=== Saved data entries ===
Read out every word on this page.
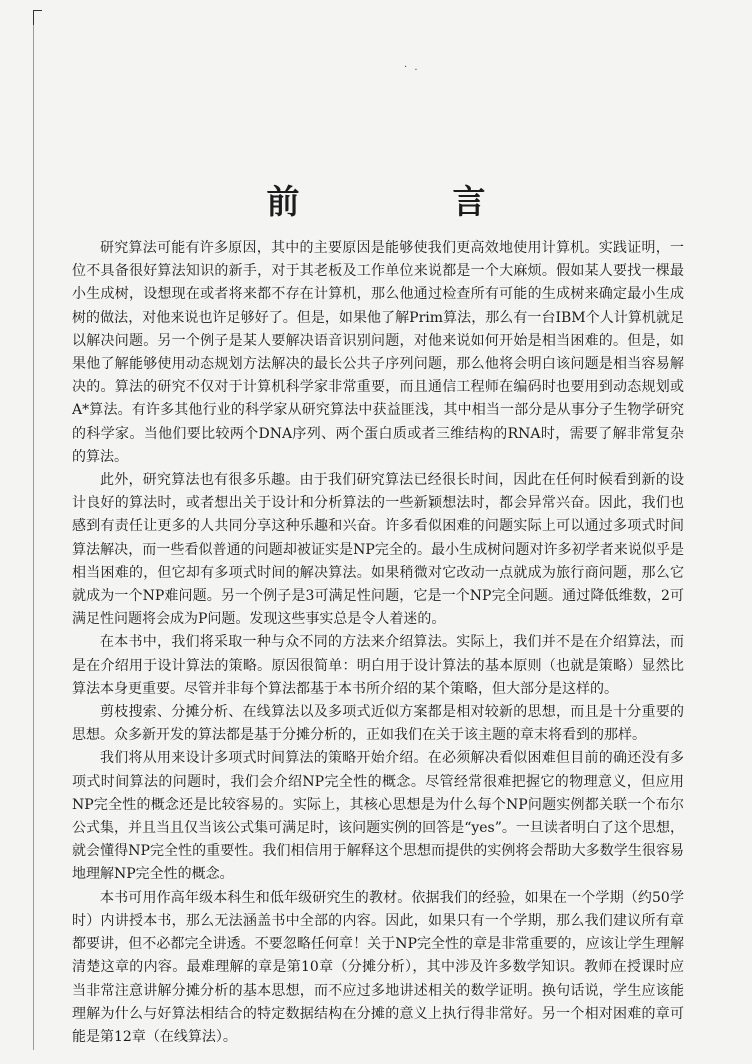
· .
前　言

研究算法可能有许多原因，其中的主要原因是能够使我们更高效地使用计算机。实践证明，一位不具备很好算法知识的新手，对于其老板及工作单位来说都是一个大麻烦。假如某人要找一棵最小生成树，设想现在或者将来都不存在计算机，那么他通过检查所有可能的生成树来确定最小生成树的做法，对他来说也许足够好了。但是，如果他了解Prim算法，那么有一台IBM个人计算机就足以解决问题。另一个例子是某人要解决语音识别问题，对他来说如何开始是相当困难的。但是，如果他了解能够使用动态规划方法解决的最长公共子序列问题，那么他将会明白该问题是相当容易解决的。算法的研究不仅对于计算机科学家非常重要，而且通信工程师在编码时也要用到动态规划或A*算法。有许多其他行业的科学家从研究算法中获益匪浅，其中相当一部分是从事分子生物学研究的科学家。当他们要比较两个DNA序列、两个蛋白质或者三维结构的RNA时，需要了解非常复杂的算法。

此外，研究算法也有很多乐趣。由于我们研究算法已经很长时间，因此在任何时候看到新的设计良好的算法时，或者想出关于设计和分析算法的一些新颖想法时，都会异常兴奋。因此，我们也感到有责任让更多的人共同分享这种乐趣和兴奋。许多看似困难的问题实际上可以通过多项式时间算法解决，而一些看似普通的问题却被证实是NP完全的。最小生成树问题对许多初学者来说似乎是相当困难的，但它却有多项式时间的解决算法。如果稍微对它改动一点就成为旅行商问题，那么它就成为一个NP难问题。另一个例子是3可满足性问题，它是一个NP完全问题。通过降低维数，2可满足性问题将会成为P问题。发现这些事实总是令人着迷的。

在本书中，我们将采取一种与众不同的方法来介绍算法。实际上，我们并不是在介绍算法，而是在介绍用于设计算法的策略。原因很简单：明白用于设计算法的基本原则（也就是策略）显然比算法本身更重要。尽管并非每个算法都基于本书所介绍的某个策略，但大部分是这样的。

剪枝搜索、分摊分析、在线算法以及多项式近似方案都是相对较新的思想，而且是十分重要的思想。众多新开发的算法都是基于分摊分析的，正如我们在关于该主题的章末将看到的那样。

我们将从用来设计多项式时间算法的策略开始介绍。在必须解决看似困难但目前的确还没有多项式时间算法的问题时，我们会介绍NP完全性的概念。尽管经常很难把握它的物理意义，但应用NP完全性的概念还是比较容易的。实际上，其核心思想是为什么每个NP问题实例都关联一个布尔公式集，并且当且仅当该公式集可满足时，该问题实例的回答是“yes”。一旦读者明白了这个思想，就会懂得NP完全性的重要性。我们相信用于解释这个思想而提供的实例将会帮助大多数学生很容易地理解NP完全性的概念。

本书可用作高年级本科生和低年级研究生的教材。依据我们的经验，如果在一个学期（约50学时）内讲授本书，那么无法涵盖书中全部的内容。因此，如果只有一个学期，那么我们建议所有章都要讲，但不必都完全讲透。不要忽略任何章！关于NP完全性的章是非常重要的，应该让学生理解清楚这章的内容。最难理解的章是第10章（分摊分析），其中涉及许多数学知识。教师在授课时应当非常注意讲解分摊分析的基本思想，而不应过多地讲述相关的数学证明。换句话说，学生应该能理解为什么与好算法相结合的特定数据结构在分摊的意义上执行得非常好。另一个相对困难的章可能是第12章（在线算法）。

=== What to produce ===
Make an exact copy of the records above, with the pictures left out.

=== Task answer ===
Read out every word on this page.
· .
前　言

研究算法可能有许多原因，其中的主要原因是能够使我们更高效地使用计算机。实践证明，一位不具备很好算法知识的新手，对于其老板及工作单位来说都是一个大麻烦。假如某人要找一棵最小生成树，设想现在或者将来都不存在计算机，那么他通过检查所有可能的生成树来确定最小生成树的做法，对他来说也许足够好了。但是，如果他了解Prim算法，那么有一台IBM个人计算机就足以解决问题。另一个例子是某人要解决语音识别问题，对他来说如何开始是相当困难的。但是，如果他了解能够使用动态规划方法解决的最长公共子序列问题，那么他将会明白该问题是相当容易解决的。算法的研究不仅对于计算机科学家非常重要，而且通信工程师在编码时也要用到动态规划或A*算法。有许多其他行业的科学家从研究算法中获益匪浅，其中相当一部分是从事分子生物学研究的科学家。当他们要比较两个DNA序列、两个蛋白质或者三维结构的RNA时，需要了解非常复杂的算法。

此外，研究算法也有很多乐趣。由于我们研究算法已经很长时间，因此在任何时候看到新的设计良好的算法时，或者想出关于设计和分析算法的一些新颖想法时，都会异常兴奋。因此，我们也感到有责任让更多的人共同分享这种乐趣和兴奋。许多看似困难的问题实际上可以通过多项式时间算法解决，而一些看似普通的问题却被证实是NP完全的。最小生成树问题对许多初学者来说似乎是相当困难的，但它却有多项式时间的解决算法。如果稍微对它改动一点就成为旅行商问题，那么它就成为一个NP难问题。另一个例子是3可满足性问题，它是一个NP完全问题。通过降低维数，2可满足性问题将会成为P问题。发现这些事实总是令人着迷的。

在本书中，我们将采取一种与众不同的方法来介绍算法。实际上，我们并不是在介绍算法，而是在介绍用于设计算法的策略。原因很简单：明白用于设计算法的基本原则（也就是策略）显然比算法本身更重要。尽管并非每个算法都基于本书所介绍的某个策略，但大部分是这样的。

剪枝搜索、分摊分析、在线算法以及多项式近似方案都是相对较新的思想，而且是十分重要的思想。众多新开发的算法都是基于分摊分析的，正如我们在关于该主题的章末将看到的那样。

我们将从用来设计多项式时间算法的策略开始介绍。在必须解决看似困难但目前的确还没有多项式时间算法的问题时，我们会介绍NP完全性的概念。尽管经常很难把握它的物理意义，但应用NP完全性的概念还是比较容易的。实际上，其核心思想是为什么每个NP问题实例都关联一个布尔公式集，并且当且仅当该公式集可满足时，该问题实例的回答是“yes”。一旦读者明白了这个思想，就会懂得NP完全性的重要性。我们相信用于解释这个思想而提供的实例将会帮助大多数学生很容易地理解NP完全性的概念。

本书可用作高年级本科生和低年级研究生的教材。依据我们的经验，如果在一个学期（约50学时）内讲授本书，那么无法涵盖书中全部的内容。因此，如果只有一个学期，那么我们建议所有章都要讲，但不必都完全讲透。不要忽略任何章！关于NP完全性的章是非常重要的，应该让学生理解清楚这章的内容。最难理解的章是第10章（分摊分析），其中涉及许多数学知识。教师在授课时应当非常注意讲解分摊分析的基本思想，而不应过多地讲述相关的数学证明。换句话说，学生应该能理解为什么与好算法相结合的特定数据结构在分摊的意义上执行得非常好。另一个相对困难的章可能是第12章（在线算法）。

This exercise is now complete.